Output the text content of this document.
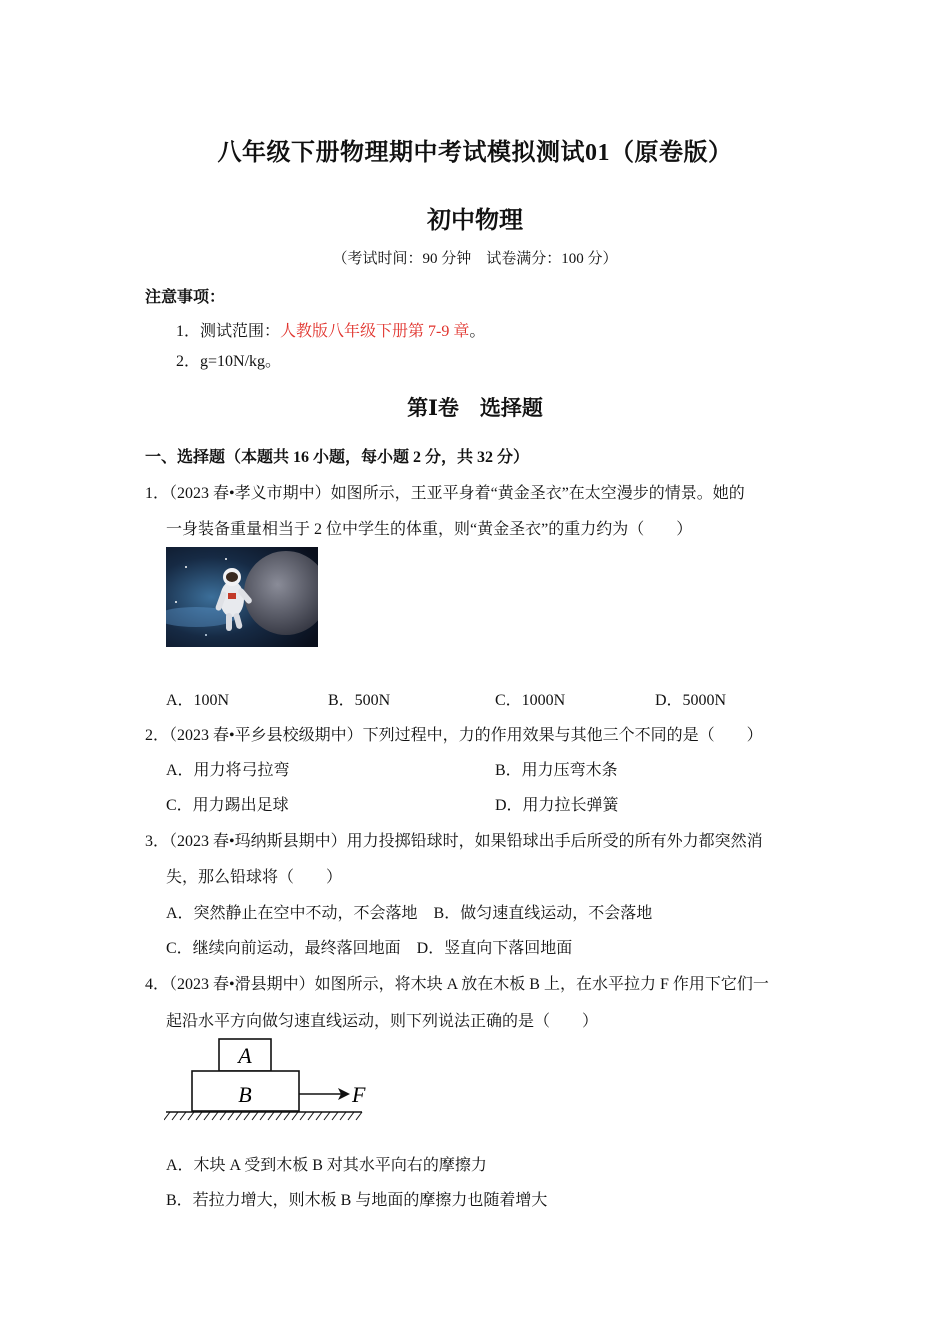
八年级下册物理期中考试模拟测试01（原卷版）
初中物理
（考试时间：90 分钟　试卷满分：100 分）
注意事项：
1．测试范围：人教版八年级下册第 7-9 章。
2．g=10N/kg。
第Ⅰ卷　选择题
一、选择题（本题共 16 小题，每小题 2 分，共 32 分）
1．（2023 春•孝义市期中）如图所示，王亚平身着“黄金圣衣”在太空漫步的情景。她的
一身装备重量相当于 2 位中学生的体重，则“黄金圣衣”的重力约为（　　）
A．100N	B．500N	C．1000N	D．5000N
2．（2023 春•平乡县校级期中）下列过程中，力的作用效果与其他三个不同的是（　　）
A．用力将弓拉弯	B．用力压弯木条
C．用力踢出足球	D．用力拉长弹簧
3．（2023 春•玛纳斯县期中）用力投掷铅球时，如果铅球出手后所受的所有外力都突然消
失，那么铅球将（　　）
A．突然静止在空中不动，不会落地　B．做匀速直线运动，不会落地
C．继续向前运动，最终落回地面　D．竖直向下落回地面
4．（2023 春•滑县期中）如图所示，将木块 A 放在木板 B 上，在水平拉力 F 作用下它们一
起沿水平方向做匀速直线运动，则下列说法正确的是（　　）
A
B	F
A．木块 A 受到木板 B 对其水平向右的摩擦力
B．若拉力增大，则木板 B 与地面的摩擦力也随着增大
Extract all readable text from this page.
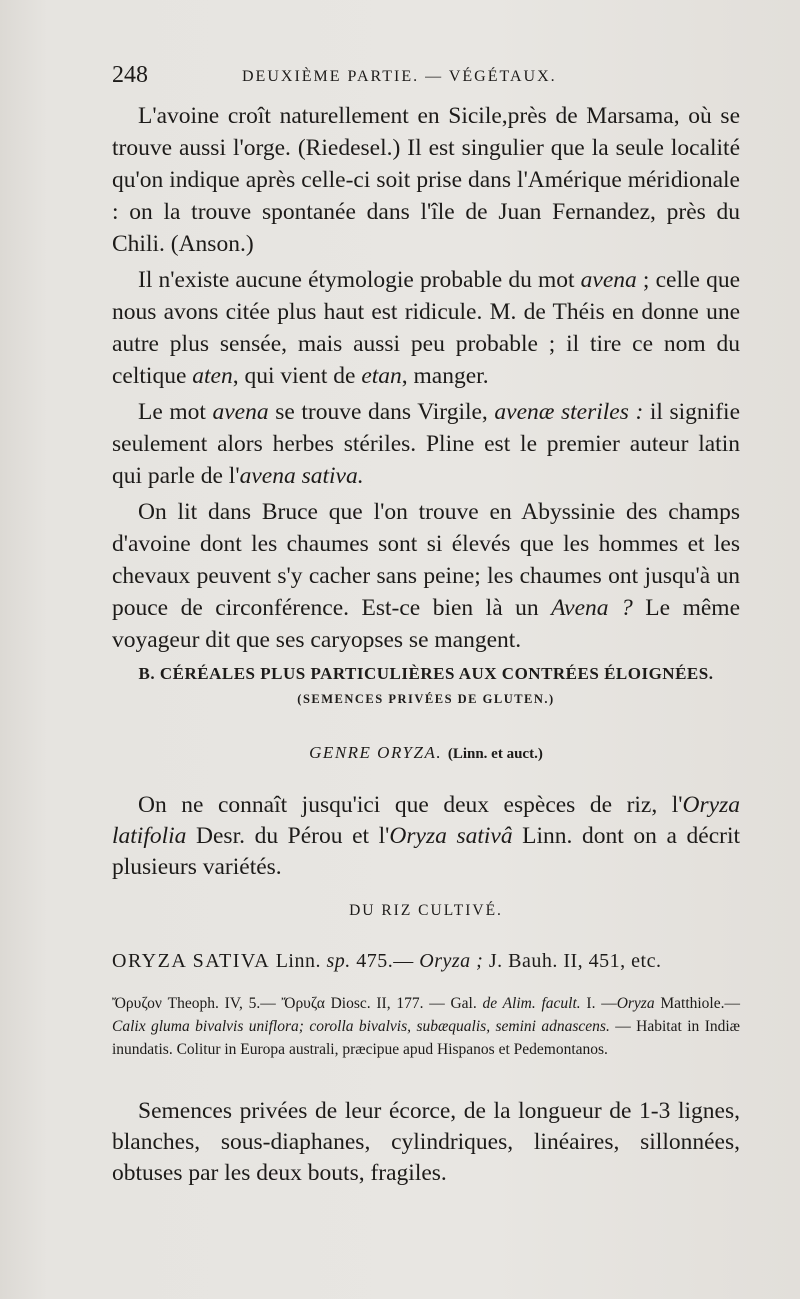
248	DEUXIÈME PARTIE. — VÉGÉTAUX.

L'avoine croît naturellement en Sicile,près de Marsama, où se trouve aussi l'orge. (Riedesel.) Il est singulier que la seule localité qu'on indique après celle-ci soit prise dans l'Amérique méridionale : on la trouve spontanée dans l'île de Juan Fernandez, près du Chili. (Anson.)

Il n'existe aucune étymologie probable du mot avena ; celle que nous avons citée plus haut est ridicule. M. de Théis en donne une autre plus sensée, mais aussi peu probable ; il tire ce nom du celtique aten, qui vient de etan, manger.

Le mot avena se trouve dans Virgile, avenæ steriles : il signifie seulement alors herbes stériles. Pline est le premier auteur latin qui parle de l'avena sativa.

On lit dans Bruce que l'on trouve en Abyssinie des champs d'avoine dont les chaumes sont si élevés que les hommes et les chevaux peuvent s'y cacher sans peine; les chaumes ont jusqu'à un pouce de circonférence. Est-ce bien là un Avena ? Le même voyageur dit que ses caryopses se mangent.

B. CÉRÉALES PLUS PARTICULIÈRES AUX CONTRÉES ÉLOIGNÉES.
(SEMENCES PRIVÉES DE GLUTEN.)
GENRE ORYZA. (Linn. et auct.)

On ne connaît jusqu'ici que deux espèces de riz, l'Oryza latifolia Desr. du Pérou et l'Oryza sativâ Linn. dont on a décrit plusieurs variétés.

DU RIZ CULTIVÉ.
ORYZA SATIVA Linn. sp. 475.— Oryza ; J. Bauh. II, 451, etc.

Ὄρυζον Theoph. IV, 5.— Ὄρυζα Diosc. II, 177. — Gal. de Alim. facult. I. —Oryza Matthiole.— Calix gluma bivalvis uniflora; corolla bivalvis, subæqualis, semini adnascens. — Habitat in Indiæ inundatis. Colitur in Europa australi, præcipue apud Hispanos et Pedemontanos.

Semences privées de leur écorce, de la longueur de 1-3 lignes, blanches, sous-diaphanes, cylindriques, linéaires, sillonnées, obtuses par les deux bouts, fragiles.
◆ ◆ ◆
> Your task
Every entry must be written out exactly, with all pictures left out.

> Exercise response
Output the text content of this document.
八年级下册物理期中考试模拟测试01（原卷版）
初中物理
（考试时间：90 分钟　试卷满分：100 分）
注意事项：
1．测试范围：人教版八年级下册第 7-9 章。
2．g=10N/kg。
第Ⅰ卷　选择题
一、选择题（本题共 16 小题，每小题 2 分，共 32 分）
1．（2023 春•孝义市期中）如图所示，王亚平身着“黄金圣衣”在太空漫步的情景。她的
一身装备重量相当于 2 位中学生的体重，则“黄金圣衣”的重力约为（　　）
A．100N	B．500N	C．1000N	D．5000N
2．（2023 春•平乡县校级期中）下列过程中，力的作用效果与其他三个不同的是（　　）
A．用力将弓拉弯	B．用力压弯木条
C．用力踢出足球	D．用力拉长弹簧
3．（2023 春•玛纳斯县期中）用力投掷铅球时，如果铅球出手后所受的所有外力都突然消
失，那么铅球将（　　）
A．突然静止在空中不动，不会落地　B．做匀速直线运动，不会落地
C．继续向前运动，最终落回地面　D．竖直向下落回地面
4．（2023 春•滑县期中）如图所示，将木块 A 放在木板 B 上，在水平拉力 F 作用下它们一
起沿水平方向做匀速直线运动，则下列说法正确的是（　　）
A
B	F
A．木块 A 受到木板 B 对其水平向右的摩擦力
B．若拉力增大，则木板 B 与地面的摩擦力也随着增大
Extract all readable text from this page.
248	DEUXIÈME PARTIE. — VÉGÉTAUX.

L'avoine croît naturellement en Sicile,près de Marsama, où se trouve aussi l'orge. (Riedesel.) Il est singulier que la seule localité qu'on indique après celle-ci soit prise dans l'Amérique méridionale : on la trouve spontanée dans l'île de Juan Fernandez, près du Chili. (Anson.)

Il n'existe aucune étymologie probable du mot avena ; celle que nous avons citée plus haut est ridicule. M. de Théis en donne une autre plus sensée, mais aussi peu probable ; il tire ce nom du celtique aten, qui vient de etan, manger.

Le mot avena se trouve dans Virgile, avenæ steriles : il signifie seulement alors herbes stériles. Pline est le premier auteur latin qui parle de l'avena sativa.

On lit dans Bruce que l'on trouve en Abyssinie des champs d'avoine dont les chaumes sont si élevés que les hommes et les chevaux peuvent s'y cacher sans peine; les chaumes ont jusqu'à un pouce de circonférence. Est-ce bien là un Avena ? Le même voyageur dit que ses caryopses se mangent.

B. CÉRÉALES PLUS PARTICULIÈRES AUX CONTRÉES ÉLOIGNÉES.
(SEMENCES PRIVÉES DE GLUTEN.)
GENRE ORYZA. (Linn. et auct.)

On ne connaît jusqu'ici que deux espèces de riz, l'Oryza latifolia Desr. du Pérou et l'Oryza sativâ Linn. dont on a décrit plusieurs variétés.

DU RIZ CULTIVÉ.
ORYZA SATIVA Linn. sp. 475.— Oryza ; J. Bauh. II, 451, etc.

Ὄρυζον Theoph. IV, 5.— Ὄρυζα Diosc. II, 177. — Gal. de Alim. facult. I. —Oryza Matthiole.— Calix gluma bivalvis uniflora; corolla bivalvis, subæqualis, semini adnascens. — Habitat in Indiæ inundatis. Colitur in Europa australi, præcipue apud Hispanos et Pedemontanos.

Semences privées de leur écorce, de la longueur de 1-3 lignes, blanches, sous-diaphanes, cylindriques, linéaires, sillonnées, obtuses par les deux bouts, fragiles.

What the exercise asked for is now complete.